Filter this data down to the lines that hold "style", and copy them.
———
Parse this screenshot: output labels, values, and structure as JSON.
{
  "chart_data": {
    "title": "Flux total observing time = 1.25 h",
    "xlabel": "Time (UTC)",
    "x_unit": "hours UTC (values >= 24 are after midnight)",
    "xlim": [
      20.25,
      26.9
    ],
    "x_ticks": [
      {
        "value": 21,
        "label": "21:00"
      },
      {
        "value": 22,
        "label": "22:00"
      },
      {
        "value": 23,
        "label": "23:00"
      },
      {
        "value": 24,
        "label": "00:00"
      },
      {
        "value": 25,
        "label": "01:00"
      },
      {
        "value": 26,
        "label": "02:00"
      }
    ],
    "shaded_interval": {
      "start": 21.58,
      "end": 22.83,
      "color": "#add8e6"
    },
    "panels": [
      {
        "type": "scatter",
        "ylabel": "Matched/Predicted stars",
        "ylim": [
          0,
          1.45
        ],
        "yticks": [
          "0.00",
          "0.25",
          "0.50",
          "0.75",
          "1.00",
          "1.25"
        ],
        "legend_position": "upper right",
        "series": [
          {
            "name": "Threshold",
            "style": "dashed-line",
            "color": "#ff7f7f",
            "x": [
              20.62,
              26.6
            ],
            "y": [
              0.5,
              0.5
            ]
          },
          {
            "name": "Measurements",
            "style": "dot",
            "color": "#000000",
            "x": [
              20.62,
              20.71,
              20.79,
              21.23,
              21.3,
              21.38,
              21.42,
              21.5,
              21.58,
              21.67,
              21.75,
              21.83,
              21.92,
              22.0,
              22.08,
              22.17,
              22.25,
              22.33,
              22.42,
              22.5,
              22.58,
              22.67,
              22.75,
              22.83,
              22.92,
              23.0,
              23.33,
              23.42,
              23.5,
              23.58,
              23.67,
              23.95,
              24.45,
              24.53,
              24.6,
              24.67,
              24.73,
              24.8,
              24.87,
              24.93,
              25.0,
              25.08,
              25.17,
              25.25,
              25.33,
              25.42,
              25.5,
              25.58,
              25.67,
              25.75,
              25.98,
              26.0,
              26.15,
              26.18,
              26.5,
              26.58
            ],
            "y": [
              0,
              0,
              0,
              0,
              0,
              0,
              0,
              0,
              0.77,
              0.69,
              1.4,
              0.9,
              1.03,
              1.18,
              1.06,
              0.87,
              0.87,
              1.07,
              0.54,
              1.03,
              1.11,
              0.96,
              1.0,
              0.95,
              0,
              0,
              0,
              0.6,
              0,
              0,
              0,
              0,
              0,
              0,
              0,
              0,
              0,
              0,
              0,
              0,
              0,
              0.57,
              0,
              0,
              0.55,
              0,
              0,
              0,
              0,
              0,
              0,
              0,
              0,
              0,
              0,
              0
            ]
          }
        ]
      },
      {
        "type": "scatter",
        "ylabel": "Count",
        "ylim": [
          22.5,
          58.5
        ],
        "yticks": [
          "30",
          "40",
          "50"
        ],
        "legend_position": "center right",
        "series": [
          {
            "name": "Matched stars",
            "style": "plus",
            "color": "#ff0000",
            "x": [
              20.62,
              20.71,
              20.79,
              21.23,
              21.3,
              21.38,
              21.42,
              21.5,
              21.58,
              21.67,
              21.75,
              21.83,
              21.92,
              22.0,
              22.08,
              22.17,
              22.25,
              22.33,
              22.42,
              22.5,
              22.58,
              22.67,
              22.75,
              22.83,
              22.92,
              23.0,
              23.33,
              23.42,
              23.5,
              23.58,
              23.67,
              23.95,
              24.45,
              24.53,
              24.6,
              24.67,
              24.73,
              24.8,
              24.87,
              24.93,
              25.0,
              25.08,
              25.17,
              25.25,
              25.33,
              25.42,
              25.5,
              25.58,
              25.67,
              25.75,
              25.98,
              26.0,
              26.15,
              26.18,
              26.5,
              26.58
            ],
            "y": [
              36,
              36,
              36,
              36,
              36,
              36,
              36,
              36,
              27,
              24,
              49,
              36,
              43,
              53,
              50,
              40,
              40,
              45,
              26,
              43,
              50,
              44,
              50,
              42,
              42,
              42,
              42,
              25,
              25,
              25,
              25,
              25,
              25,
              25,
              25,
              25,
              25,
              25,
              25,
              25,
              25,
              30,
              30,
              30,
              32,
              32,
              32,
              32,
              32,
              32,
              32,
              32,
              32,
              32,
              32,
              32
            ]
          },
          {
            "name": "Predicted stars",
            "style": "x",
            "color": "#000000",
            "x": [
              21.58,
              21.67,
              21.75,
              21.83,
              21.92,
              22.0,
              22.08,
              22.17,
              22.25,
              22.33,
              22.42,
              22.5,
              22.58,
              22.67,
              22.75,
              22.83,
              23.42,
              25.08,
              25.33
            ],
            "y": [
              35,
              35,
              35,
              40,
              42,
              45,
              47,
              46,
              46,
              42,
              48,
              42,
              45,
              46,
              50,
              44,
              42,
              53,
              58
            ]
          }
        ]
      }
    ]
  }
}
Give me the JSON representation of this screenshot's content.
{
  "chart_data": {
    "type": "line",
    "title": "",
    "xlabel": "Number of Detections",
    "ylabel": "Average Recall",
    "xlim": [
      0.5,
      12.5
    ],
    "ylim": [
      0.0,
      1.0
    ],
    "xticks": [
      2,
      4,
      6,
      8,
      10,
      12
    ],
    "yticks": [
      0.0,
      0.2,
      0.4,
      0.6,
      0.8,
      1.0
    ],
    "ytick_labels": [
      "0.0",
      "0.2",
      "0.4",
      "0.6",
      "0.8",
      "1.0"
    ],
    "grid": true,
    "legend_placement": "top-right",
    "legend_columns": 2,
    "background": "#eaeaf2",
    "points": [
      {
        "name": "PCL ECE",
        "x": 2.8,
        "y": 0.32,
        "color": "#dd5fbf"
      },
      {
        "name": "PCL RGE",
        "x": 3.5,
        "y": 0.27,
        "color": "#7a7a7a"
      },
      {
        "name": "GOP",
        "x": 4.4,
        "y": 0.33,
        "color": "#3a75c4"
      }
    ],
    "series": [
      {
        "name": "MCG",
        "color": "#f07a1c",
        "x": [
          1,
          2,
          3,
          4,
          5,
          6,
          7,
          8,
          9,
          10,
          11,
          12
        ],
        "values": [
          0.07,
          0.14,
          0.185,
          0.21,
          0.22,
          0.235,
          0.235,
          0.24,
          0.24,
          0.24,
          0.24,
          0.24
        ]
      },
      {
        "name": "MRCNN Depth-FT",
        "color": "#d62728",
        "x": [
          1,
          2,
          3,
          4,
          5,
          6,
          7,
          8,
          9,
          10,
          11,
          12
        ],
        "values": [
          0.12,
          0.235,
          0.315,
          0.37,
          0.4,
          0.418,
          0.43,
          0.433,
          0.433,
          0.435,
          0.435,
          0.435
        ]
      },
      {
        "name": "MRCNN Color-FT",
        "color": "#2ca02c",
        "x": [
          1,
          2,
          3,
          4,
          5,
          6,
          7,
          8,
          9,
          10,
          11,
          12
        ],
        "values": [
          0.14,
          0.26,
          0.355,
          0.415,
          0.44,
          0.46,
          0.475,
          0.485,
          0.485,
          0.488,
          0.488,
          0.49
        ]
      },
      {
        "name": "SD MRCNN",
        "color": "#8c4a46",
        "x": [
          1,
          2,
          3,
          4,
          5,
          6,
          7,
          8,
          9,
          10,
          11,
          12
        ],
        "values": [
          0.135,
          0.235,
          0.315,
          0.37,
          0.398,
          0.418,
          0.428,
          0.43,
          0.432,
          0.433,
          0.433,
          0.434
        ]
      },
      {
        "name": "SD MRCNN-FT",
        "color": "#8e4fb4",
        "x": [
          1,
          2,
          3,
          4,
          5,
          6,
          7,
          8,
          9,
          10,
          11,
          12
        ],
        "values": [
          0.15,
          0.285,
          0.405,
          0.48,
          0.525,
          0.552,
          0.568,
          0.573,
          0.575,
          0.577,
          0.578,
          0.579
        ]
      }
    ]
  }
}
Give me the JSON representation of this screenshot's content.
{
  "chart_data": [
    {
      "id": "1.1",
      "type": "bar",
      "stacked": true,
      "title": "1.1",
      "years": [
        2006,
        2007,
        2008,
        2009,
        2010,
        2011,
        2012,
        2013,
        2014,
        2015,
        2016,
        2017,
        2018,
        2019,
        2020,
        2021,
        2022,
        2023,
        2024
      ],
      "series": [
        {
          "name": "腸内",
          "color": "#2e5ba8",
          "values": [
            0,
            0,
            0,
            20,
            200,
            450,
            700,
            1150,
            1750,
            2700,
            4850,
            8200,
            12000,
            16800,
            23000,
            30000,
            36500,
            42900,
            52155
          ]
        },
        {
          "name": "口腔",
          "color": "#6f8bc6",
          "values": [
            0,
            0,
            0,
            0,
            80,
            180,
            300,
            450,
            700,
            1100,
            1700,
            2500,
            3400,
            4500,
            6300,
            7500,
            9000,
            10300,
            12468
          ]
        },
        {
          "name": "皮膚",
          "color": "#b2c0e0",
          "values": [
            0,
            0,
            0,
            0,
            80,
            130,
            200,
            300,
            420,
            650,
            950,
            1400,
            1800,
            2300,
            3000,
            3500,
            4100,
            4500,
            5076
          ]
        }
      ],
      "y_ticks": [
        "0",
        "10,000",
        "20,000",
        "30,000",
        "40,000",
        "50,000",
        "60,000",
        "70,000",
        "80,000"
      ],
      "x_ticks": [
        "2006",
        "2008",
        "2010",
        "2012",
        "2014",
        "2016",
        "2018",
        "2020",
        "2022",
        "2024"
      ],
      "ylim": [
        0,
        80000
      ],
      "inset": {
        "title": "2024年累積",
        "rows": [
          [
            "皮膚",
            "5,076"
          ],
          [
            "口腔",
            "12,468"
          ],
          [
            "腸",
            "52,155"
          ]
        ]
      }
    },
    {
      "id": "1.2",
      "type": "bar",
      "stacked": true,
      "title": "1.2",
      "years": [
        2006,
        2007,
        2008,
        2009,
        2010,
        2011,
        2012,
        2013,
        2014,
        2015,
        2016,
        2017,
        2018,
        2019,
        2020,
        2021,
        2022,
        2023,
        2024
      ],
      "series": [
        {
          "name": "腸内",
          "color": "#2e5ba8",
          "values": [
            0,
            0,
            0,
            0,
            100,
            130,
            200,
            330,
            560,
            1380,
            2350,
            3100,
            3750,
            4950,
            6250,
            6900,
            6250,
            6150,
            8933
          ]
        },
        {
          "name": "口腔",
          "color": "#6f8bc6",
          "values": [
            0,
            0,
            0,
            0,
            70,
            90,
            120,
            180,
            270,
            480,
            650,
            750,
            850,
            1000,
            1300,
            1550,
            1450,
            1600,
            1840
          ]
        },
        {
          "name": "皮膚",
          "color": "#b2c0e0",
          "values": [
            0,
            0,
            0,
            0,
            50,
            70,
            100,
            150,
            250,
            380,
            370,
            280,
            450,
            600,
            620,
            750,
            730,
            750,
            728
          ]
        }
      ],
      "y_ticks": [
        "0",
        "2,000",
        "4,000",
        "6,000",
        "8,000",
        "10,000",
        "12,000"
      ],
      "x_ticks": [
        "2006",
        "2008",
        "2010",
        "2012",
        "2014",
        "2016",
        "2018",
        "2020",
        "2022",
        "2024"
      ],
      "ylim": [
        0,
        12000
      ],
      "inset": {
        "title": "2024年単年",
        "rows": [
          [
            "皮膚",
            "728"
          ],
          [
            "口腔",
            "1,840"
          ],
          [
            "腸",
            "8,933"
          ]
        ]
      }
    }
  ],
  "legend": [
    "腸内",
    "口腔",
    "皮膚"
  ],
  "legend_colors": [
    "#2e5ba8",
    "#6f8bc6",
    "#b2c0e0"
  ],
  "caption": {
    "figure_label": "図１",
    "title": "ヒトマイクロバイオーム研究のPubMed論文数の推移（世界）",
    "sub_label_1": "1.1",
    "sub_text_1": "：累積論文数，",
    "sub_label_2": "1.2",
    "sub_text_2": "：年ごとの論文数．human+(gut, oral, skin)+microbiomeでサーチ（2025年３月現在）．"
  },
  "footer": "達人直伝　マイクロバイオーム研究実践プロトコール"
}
———
__Expected output__.
            "style": "dashed-line",
            "style": "dot",
            "style": "plus",
            "style": "x",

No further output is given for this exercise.